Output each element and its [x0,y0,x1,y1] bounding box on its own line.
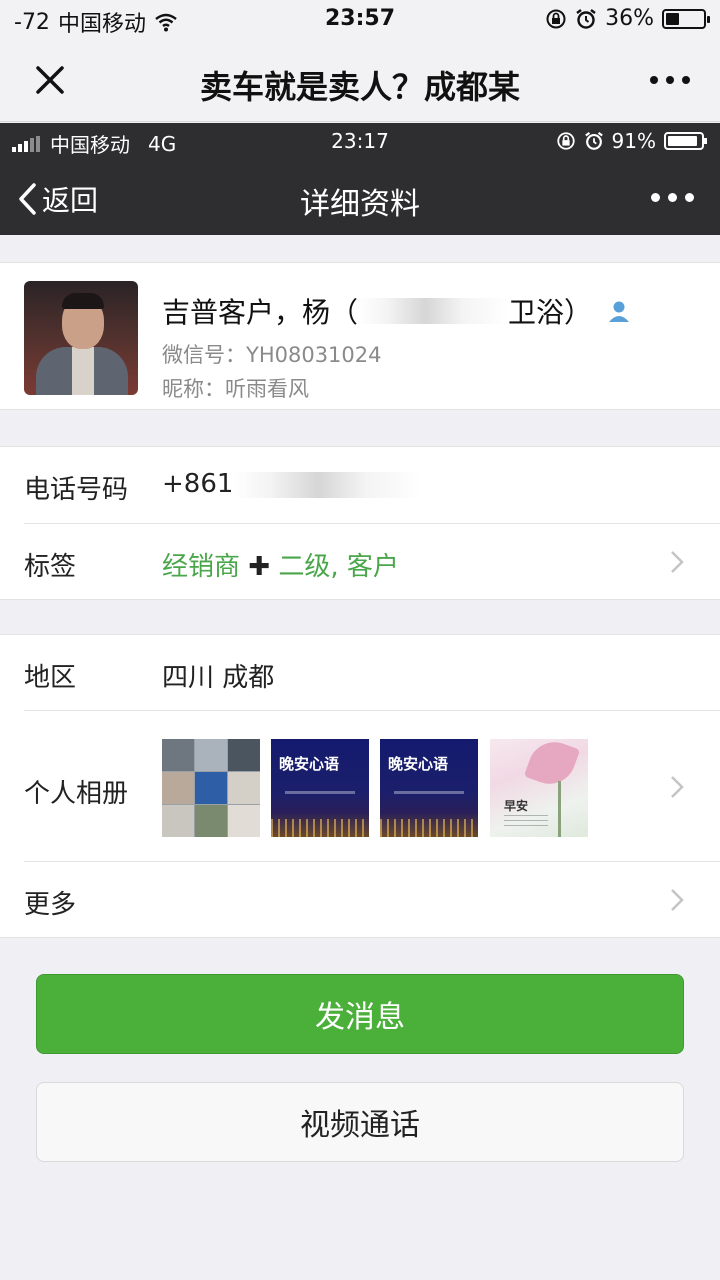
nickname: 昵称：听雨看风 [162,377,309,401]
contact-section: 电话号码 +861 标签 经销商 ✚ 二级, 客户 [0,446,720,600]
outer-status-bar: -72 中国移动 23:57 36% [0,0,720,40]
rotation-lock-icon [546,9,566,28]
more-options-button[interactable] [650,76,690,84]
chevron-right-icon [671,776,684,798]
nav-more-button[interactable] [651,193,694,202]
album-thumbnail[interactable] [162,739,260,837]
avatar[interactable] [24,281,138,395]
tags-value: 经销商 ✚ 二级, 客户 [162,546,399,583]
region-label: 地区 [24,663,77,693]
details-section: 地区 四川 成都 个人相册 晚安心语 晚安心语 早安 更多 [0,634,720,938]
tag-secondary: 二级, 客户 [278,552,399,582]
more-dot [650,76,658,84]
video-call-button[interactable]: 视频通话 [36,1082,684,1162]
more-dot [666,76,674,84]
alarm-icon [584,131,603,150]
more-dot [668,193,677,202]
tags-label: 标签 [24,552,77,582]
alarm-icon [576,8,596,29]
album-thumbnail[interactable]: 早安 [490,739,588,837]
album-label: 个人相册 [24,779,129,809]
phone-number: +861 [162,469,234,499]
more-dot [685,193,694,202]
article-title: 卖车就是卖人？成都某 [199,68,520,106]
more-dot [682,76,690,84]
redacted-blur [358,298,509,324]
thumb-caption: 早安 [504,799,529,813]
send-message-button[interactable]: 发消息 [36,974,684,1054]
more-label: 更多 [24,890,77,920]
thumb-caption: 晚安心语 [388,755,449,773]
tag-dealer: 经销商 [162,552,241,582]
tags-row[interactable]: 标签 经销商 ✚ 二级, 客户 [0,524,720,600]
album-thumbnail[interactable]: 晚安心语 [271,739,369,837]
page-title: 详细资料 [300,187,420,222]
phone-value[interactable]: +861 [162,469,424,499]
name-suffix: 卫浴） [508,296,593,329]
profile-card: 吉普客户，杨（ 卫浴） 微信号：YH08031024 昵称：听雨看风 [0,262,720,410]
album-thumbnail[interactable]: 晚安心语 [380,739,478,837]
battery-icon [662,8,710,29]
contact-person-icon [609,301,630,322]
close-icon[interactable] [30,60,70,100]
battery-icon [664,132,707,150]
region-row: 地区 四川 成都 [0,635,720,711]
plus-icon: ✚ [248,552,271,582]
profile-nav-bar: 返回 详细资料 [0,159,720,235]
inner-battery-percent: 91% [611,129,656,153]
rotation-lock-icon [556,132,575,150]
wechat-id: 微信号：YH08031024 [162,343,382,367]
phone-label: 电话号码 [24,475,129,505]
chevron-right-icon [671,889,684,911]
inner-status-bar: 中国移动 4G 23:17 91% [0,123,720,159]
avatar-shirt [72,347,94,395]
avatar-hair [62,293,104,309]
thumb-caption: 晚安心语 [279,755,340,773]
contact-name: 吉普客户，杨（ 卫浴） [162,291,632,331]
more-row[interactable]: 更多 [0,862,720,938]
redacted-blur [233,471,424,498]
battery-percent: 36% [605,6,654,31]
phone-row[interactable]: 电话号码 +861 [0,447,720,523]
more-dot [651,193,660,202]
region-value: 四川 成都 [162,663,275,693]
name-prefix: 吉普客户，杨（ [162,296,359,329]
chevron-right-icon [671,551,684,573]
article-header: 卖车就是卖人？成都某 [0,40,720,122]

Required task = Copy every line of the data above verbatim, leaving out the picture.

The answer =
Output each element and its [x0,y0,x1,y1] bounding box on its own line.
nickname: 昵称：听雨看风 [162,377,309,401]
contact-section: 电话号码 +861 标签 经销商 ✚ 二级, 客户 [0,446,720,600]
outer-status-bar: -72 中国移动 23:57 36% [0,0,720,40]
rotation-lock-icon [546,9,566,28]
more-options-button[interactable] [650,76,690,84]
chevron-right-icon [671,776,684,798]
nav-more-button[interactable] [651,193,694,202]
album-thumbnail[interactable] [162,739,260,837]
avatar[interactable] [24,281,138,395]
tags-value: 经销商 ✚ 二级, 客户 [162,546,399,583]
region-label: 地区 [24,663,77,693]
details-section: 地区 四川 成都 个人相册 晚安心语 晚安心语 早安 更多 [0,634,720,938]
tag-secondary: 二级, 客户 [278,552,399,582]
more-dot [650,76,658,84]
video-call-button[interactable]: 视频通话 [36,1082,684,1162]
more-dot [666,76,674,84]
alarm-icon [584,131,603,150]
more-dot [668,193,677,202]
tags-label: 标签 [24,552,77,582]
alarm-icon [576,8,596,29]
album-thumbnail[interactable]: 早安 [490,739,588,837]
album-label: 个人相册 [24,779,129,809]
phone-number: +861 [162,469,234,499]
more-dot [685,193,694,202]
article-title: 卖车就是卖人？成都某 [199,68,520,106]
more-dot [682,76,690,84]
redacted-blur [358,298,509,324]
thumb-caption: 早安 [504,799,529,813]
send-message-button[interactable]: 发消息 [36,974,684,1054]
more-label: 更多 [24,890,77,920]
thumb-caption: 晚安心语 [388,755,449,773]
tag-dealer: 经销商 [162,552,241,582]
tags-row[interactable]: 标签 经销商 ✚ 二级, 客户 [0,524,720,600]
album-thumbnail[interactable]: 晚安心语 [271,739,369,837]
page-title: 详细资料 [300,187,420,222]
phone-value[interactable]: +861 [162,469,424,499]
name-suffix: 卫浴） [508,296,593,329]
profile-card: 吉普客户，杨（ 卫浴） 微信号：YH08031024 昵称：听雨看风 [0,262,720,410]
album-thumbnail[interactable]: 晚安心语 [380,739,478,837]
battery-icon [662,8,710,29]
contact-person-icon [609,301,630,322]
close-icon[interactable] [30,60,70,100]
battery-icon [664,132,707,150]
region-row: 地区 四川 成都 [0,635,720,711]
plus-icon: ✚ [248,552,271,582]
profile-nav-bar: 返回 详细资料 [0,159,720,235]
inner-battery-percent: 91% [611,129,656,153]
rotation-lock-icon [556,132,575,150]
wechat-id: 微信号：YH08031024 [162,343,382,367]
phone-label: 电话号码 [24,475,129,505]
chevron-right-icon [671,889,684,911]
inner-status-bar: 中国移动 4G 23:17 91% [0,123,720,159]
avatar-shirt [72,347,94,395]
avatar-hair [62,293,104,309]
thumb-caption: 晚安心语 [279,755,340,773]
contact-name: 吉普客户，杨（ 卫浴） [162,291,632,331]
more-row[interactable]: 更多 [0,862,720,938]
redacted-blur [233,471,424,498]
battery-percent: 36% [605,6,654,31]
phone-row[interactable]: 电话号码 +861 [0,447,720,523]
more-dot [651,193,660,202]
region-value: 四川 成都 [162,663,275,693]
name-prefix: 吉普客户，杨（ [162,296,359,329]
chevron-right-icon [671,551,684,573]
article-header: 卖车就是卖人？成都某 [0,40,720,122]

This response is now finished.